What needs to be done
The entries are to be returned exactly, with images left out.

Dataset records

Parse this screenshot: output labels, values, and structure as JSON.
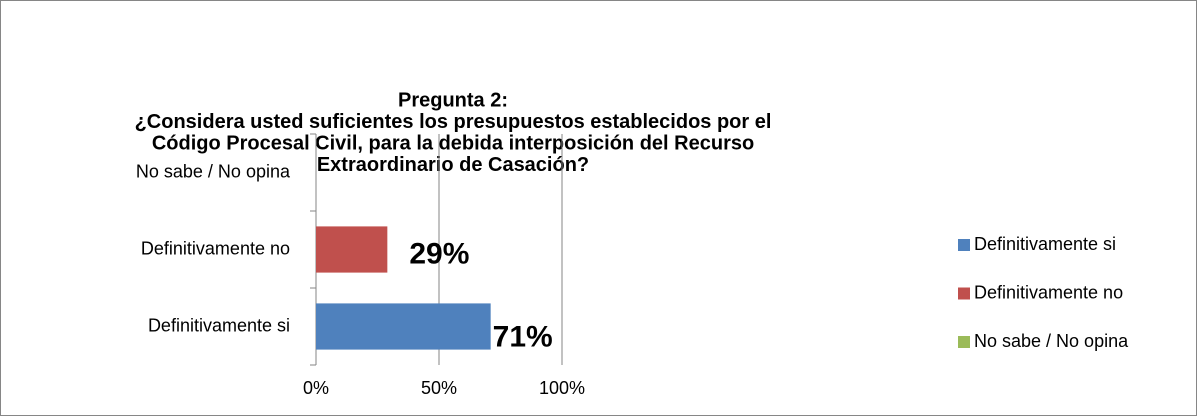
{
  "chart_data": {
    "type": "hbar",
    "title": [
      "Pregunta 2:",
      "¿Considera usted suficientes los presupuestos establecidos por el",
      "Código Procesal Civil, para la debida interposición del Recurso",
      "Extraordinario de Casación?"
    ],
    "categories": [
      "Definitivamente si",
      "Definitivamente no",
      "No sabe / No opina"
    ],
    "values": [
      71,
      29,
      0
    ],
    "value_labels": [
      "71%",
      "29%",
      null
    ],
    "colors": [
      "#4f81bd",
      "#c0504d",
      "#9bbb59"
    ],
    "xlim": [
      0,
      100
    ],
    "xticks": [
      {
        "value": 0,
        "label": "0%"
      },
      {
        "value": 50,
        "label": "50%"
      },
      {
        "value": 100,
        "label": "100%"
      }
    ],
    "grid": true,
    "legend": "right"
  }
}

Exercise solution
Parse this screenshot: output labels, values, and structure as JSON.
{
  "chart_data": {
    "type": "hbar",
    "title": [
      "Pregunta 2:",
      "¿Considera usted suficientes los presupuestos establecidos por el",
      "Código Procesal Civil, para la debida interposición del Recurso",
      "Extraordinario de Casación?"
    ],
    "categories": [
      "Definitivamente si",
      "Definitivamente no",
      "No sabe / No opina"
    ],
    "values": [
      71,
      29,
      0
    ],
    "value_labels": [
      "71%",
      "29%",
      null
    ],
    "colors": [
      "#4f81bd",
      "#c0504d",
      "#9bbb59"
    ],
    "xlim": [
      0,
      100
    ],
    "xticks": [
      {
        "value": 0,
        "label": "0%"
      },
      {
        "value": 50,
        "label": "50%"
      },
      {
        "value": 100,
        "label": "100%"
      }
    ],
    "grid": true,
    "legend": "right"
  }
}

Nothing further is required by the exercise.